> [CHALLENGE] In the entries below, find the lines with the word "title" and copy them.

......

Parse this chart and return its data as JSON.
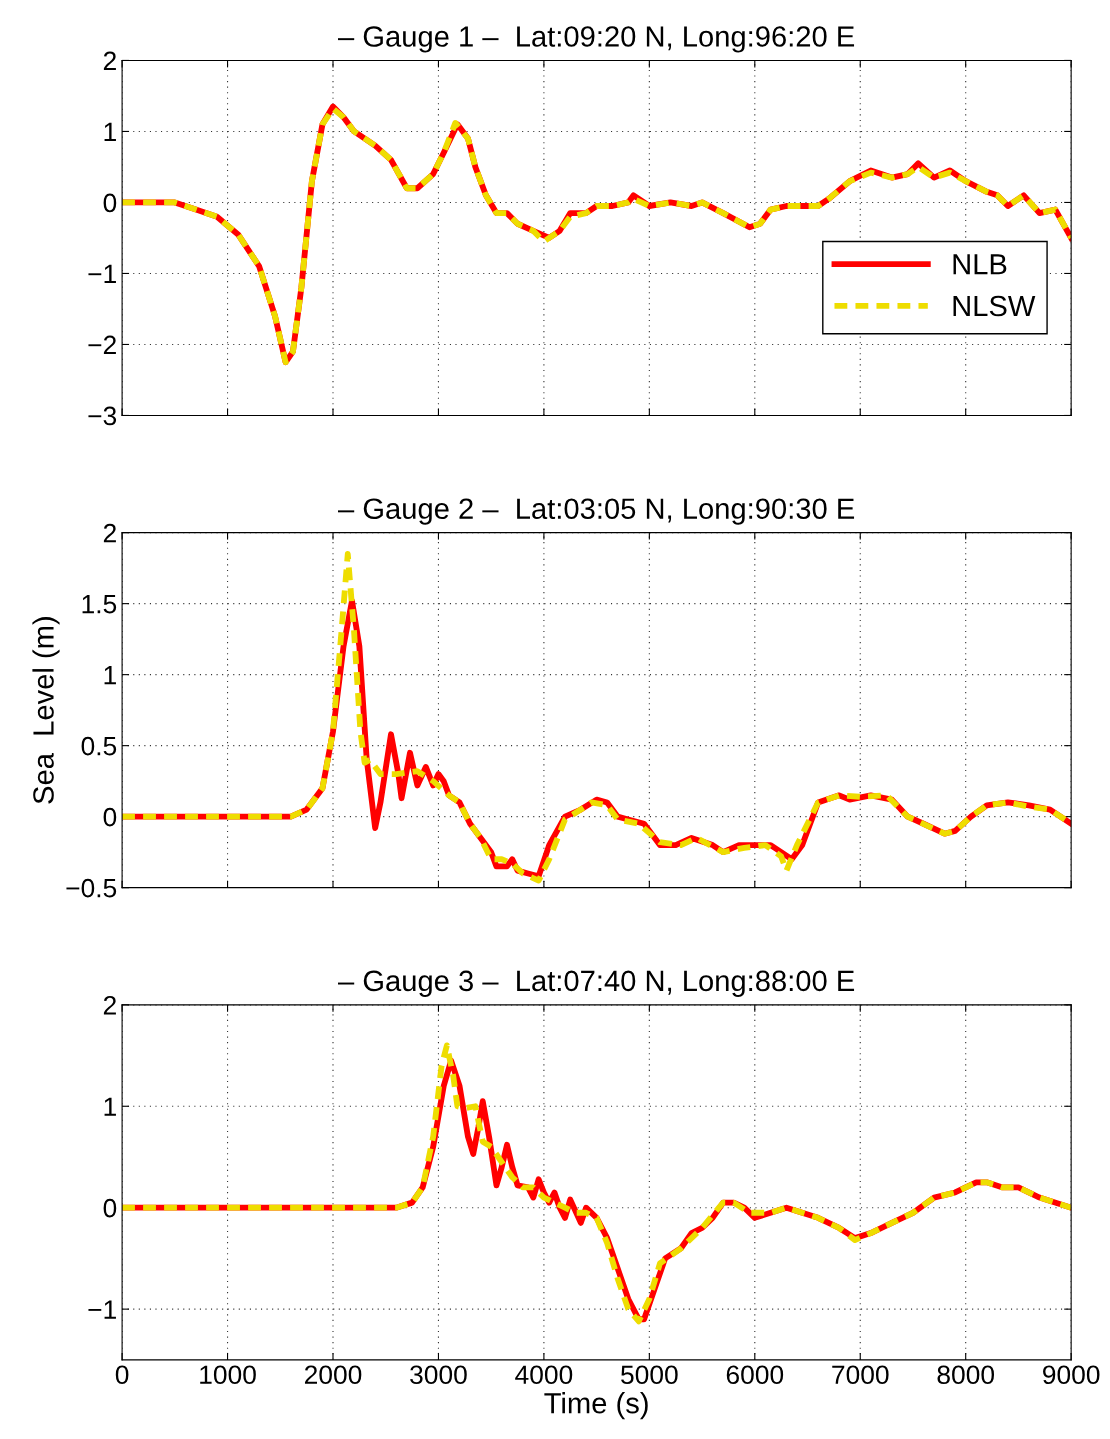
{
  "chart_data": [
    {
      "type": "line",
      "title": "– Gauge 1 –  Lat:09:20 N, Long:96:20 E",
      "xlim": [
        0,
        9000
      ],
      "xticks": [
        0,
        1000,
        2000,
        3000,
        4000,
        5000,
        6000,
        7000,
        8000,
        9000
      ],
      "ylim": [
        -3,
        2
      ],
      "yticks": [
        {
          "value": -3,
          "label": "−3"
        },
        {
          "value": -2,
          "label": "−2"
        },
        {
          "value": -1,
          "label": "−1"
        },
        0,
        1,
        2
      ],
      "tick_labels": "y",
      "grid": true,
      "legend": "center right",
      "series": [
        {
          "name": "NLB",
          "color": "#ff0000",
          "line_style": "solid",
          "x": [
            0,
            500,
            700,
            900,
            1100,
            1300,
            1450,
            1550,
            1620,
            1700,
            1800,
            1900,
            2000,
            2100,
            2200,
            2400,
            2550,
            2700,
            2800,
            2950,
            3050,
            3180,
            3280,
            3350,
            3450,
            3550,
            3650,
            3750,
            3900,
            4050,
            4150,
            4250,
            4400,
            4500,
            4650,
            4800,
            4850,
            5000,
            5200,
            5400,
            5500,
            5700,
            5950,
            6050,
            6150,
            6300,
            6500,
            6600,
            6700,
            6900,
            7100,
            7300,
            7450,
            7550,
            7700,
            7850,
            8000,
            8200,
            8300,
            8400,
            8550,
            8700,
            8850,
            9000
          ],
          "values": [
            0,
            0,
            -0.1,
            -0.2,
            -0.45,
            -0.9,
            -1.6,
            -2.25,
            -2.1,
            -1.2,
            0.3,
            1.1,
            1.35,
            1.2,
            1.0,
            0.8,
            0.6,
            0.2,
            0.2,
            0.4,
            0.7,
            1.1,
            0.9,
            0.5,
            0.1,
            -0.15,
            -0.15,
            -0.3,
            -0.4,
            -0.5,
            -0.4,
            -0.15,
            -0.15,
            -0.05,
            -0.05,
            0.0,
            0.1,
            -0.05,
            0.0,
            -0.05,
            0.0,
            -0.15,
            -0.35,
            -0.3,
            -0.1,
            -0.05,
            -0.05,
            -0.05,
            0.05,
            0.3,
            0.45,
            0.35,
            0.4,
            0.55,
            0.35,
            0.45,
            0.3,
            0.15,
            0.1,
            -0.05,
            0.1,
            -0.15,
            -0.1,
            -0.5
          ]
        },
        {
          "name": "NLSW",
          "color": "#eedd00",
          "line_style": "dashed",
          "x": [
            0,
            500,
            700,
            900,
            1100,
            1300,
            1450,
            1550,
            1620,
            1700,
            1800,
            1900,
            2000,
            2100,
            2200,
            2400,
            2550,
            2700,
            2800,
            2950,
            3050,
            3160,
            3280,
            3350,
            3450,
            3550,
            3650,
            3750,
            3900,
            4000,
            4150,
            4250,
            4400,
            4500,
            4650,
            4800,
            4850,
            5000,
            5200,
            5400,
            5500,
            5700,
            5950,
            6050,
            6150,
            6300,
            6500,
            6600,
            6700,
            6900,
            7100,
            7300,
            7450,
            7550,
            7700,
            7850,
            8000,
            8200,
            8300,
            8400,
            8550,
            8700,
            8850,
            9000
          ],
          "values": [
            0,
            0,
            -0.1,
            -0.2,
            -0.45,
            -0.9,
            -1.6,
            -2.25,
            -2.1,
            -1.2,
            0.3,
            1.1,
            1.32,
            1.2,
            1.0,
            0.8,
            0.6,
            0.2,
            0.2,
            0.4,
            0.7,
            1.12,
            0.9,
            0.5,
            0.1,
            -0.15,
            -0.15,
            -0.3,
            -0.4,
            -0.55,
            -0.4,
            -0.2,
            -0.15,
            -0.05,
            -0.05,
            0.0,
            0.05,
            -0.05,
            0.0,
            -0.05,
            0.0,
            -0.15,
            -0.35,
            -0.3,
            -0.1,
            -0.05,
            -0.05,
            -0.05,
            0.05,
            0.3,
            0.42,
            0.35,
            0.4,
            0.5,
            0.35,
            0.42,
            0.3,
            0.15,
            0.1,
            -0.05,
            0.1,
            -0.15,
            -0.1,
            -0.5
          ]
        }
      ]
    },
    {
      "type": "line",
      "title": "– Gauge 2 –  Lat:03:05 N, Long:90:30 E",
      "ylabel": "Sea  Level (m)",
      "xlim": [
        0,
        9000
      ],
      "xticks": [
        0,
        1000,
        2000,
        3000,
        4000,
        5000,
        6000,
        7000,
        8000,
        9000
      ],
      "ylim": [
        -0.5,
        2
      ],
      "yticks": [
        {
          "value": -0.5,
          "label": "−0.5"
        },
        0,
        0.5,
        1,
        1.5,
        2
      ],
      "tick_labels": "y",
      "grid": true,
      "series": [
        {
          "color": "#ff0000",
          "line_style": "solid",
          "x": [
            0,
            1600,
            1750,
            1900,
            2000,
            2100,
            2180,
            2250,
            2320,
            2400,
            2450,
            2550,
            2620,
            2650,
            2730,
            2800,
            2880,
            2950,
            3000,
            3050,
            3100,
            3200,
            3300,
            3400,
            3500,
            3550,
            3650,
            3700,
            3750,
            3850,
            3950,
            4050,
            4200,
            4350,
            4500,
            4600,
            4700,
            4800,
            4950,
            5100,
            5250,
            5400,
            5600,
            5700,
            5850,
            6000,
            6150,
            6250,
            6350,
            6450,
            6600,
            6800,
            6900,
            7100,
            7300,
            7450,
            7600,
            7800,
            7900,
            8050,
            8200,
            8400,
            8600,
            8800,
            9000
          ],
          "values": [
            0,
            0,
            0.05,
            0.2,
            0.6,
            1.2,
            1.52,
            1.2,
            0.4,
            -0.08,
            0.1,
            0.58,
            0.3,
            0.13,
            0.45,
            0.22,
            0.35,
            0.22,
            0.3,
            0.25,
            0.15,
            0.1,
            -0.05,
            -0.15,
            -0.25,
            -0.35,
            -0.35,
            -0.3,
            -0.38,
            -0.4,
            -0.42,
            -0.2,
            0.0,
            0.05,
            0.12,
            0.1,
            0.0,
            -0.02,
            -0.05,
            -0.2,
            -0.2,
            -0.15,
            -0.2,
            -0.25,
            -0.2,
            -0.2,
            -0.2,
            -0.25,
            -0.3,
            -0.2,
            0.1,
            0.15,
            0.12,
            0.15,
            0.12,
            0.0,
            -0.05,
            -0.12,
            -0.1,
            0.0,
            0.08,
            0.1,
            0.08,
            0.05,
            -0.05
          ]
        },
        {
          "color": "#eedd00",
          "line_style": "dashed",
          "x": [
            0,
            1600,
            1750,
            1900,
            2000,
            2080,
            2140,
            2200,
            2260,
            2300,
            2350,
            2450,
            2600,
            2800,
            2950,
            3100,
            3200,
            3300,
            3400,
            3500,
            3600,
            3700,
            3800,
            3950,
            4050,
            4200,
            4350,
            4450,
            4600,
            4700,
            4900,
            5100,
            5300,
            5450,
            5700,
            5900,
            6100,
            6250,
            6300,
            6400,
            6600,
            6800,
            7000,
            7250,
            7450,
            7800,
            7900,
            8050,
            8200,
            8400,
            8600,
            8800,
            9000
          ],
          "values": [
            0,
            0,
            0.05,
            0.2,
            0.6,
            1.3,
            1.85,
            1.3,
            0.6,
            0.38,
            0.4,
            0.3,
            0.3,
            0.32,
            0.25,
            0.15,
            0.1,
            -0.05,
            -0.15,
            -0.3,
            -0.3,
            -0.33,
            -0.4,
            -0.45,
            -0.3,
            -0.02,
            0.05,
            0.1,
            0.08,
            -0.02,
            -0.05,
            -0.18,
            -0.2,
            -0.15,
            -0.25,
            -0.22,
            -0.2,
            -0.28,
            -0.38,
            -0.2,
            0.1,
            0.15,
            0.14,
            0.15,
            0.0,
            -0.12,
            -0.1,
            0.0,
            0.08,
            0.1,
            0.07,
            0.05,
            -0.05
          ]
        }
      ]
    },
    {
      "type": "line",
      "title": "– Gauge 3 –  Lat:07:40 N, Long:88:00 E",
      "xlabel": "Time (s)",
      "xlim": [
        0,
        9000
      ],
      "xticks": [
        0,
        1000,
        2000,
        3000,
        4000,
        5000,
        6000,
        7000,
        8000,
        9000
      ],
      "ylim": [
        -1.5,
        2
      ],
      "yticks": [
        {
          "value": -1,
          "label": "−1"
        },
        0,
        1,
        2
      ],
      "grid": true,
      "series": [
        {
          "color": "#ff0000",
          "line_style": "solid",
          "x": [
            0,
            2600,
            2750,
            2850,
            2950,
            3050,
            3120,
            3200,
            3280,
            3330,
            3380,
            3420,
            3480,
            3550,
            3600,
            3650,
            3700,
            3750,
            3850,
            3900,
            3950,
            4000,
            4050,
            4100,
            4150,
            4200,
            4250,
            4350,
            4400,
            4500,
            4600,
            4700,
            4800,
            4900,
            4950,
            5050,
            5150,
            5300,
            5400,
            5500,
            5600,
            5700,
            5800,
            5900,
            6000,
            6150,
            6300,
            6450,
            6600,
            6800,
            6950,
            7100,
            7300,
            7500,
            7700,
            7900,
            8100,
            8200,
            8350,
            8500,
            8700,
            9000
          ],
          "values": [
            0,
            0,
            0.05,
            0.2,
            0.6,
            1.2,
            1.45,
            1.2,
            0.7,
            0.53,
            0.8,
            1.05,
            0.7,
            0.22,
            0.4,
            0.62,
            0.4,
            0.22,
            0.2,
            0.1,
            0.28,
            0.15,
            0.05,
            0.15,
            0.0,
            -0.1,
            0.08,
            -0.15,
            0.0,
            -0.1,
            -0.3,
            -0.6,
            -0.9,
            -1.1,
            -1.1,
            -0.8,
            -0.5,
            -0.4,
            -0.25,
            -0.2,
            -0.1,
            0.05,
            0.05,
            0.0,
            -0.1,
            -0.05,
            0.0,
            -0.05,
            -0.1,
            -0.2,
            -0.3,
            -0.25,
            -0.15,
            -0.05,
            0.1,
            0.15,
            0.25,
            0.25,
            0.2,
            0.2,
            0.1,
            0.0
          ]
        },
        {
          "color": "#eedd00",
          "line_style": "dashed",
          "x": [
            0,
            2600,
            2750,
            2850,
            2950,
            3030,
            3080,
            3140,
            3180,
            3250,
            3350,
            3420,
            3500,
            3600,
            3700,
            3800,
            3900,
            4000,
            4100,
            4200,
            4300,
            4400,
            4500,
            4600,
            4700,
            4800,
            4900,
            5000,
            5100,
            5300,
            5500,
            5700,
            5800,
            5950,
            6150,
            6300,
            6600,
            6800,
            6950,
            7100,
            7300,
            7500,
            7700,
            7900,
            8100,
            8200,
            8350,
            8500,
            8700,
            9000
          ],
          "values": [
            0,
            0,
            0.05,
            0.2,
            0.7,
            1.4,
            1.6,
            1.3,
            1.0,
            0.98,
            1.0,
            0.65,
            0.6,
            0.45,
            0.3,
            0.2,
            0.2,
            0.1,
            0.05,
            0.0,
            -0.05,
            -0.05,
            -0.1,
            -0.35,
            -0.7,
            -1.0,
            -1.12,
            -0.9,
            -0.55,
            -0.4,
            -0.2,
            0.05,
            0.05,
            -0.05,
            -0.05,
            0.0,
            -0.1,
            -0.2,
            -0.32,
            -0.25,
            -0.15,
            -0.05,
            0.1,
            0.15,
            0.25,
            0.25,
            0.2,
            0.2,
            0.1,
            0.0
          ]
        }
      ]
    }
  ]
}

......

> [CORRECT OUTPUT]
      "title": "– Gauge 1 –  Lat:09:20 N, Long:96:20 E",
      "title": "– Gauge 2 –  Lat:03:05 N, Long:90:30 E",
      "title": "– Gauge 3 –  Lat:07:40 N, Long:88:00 E",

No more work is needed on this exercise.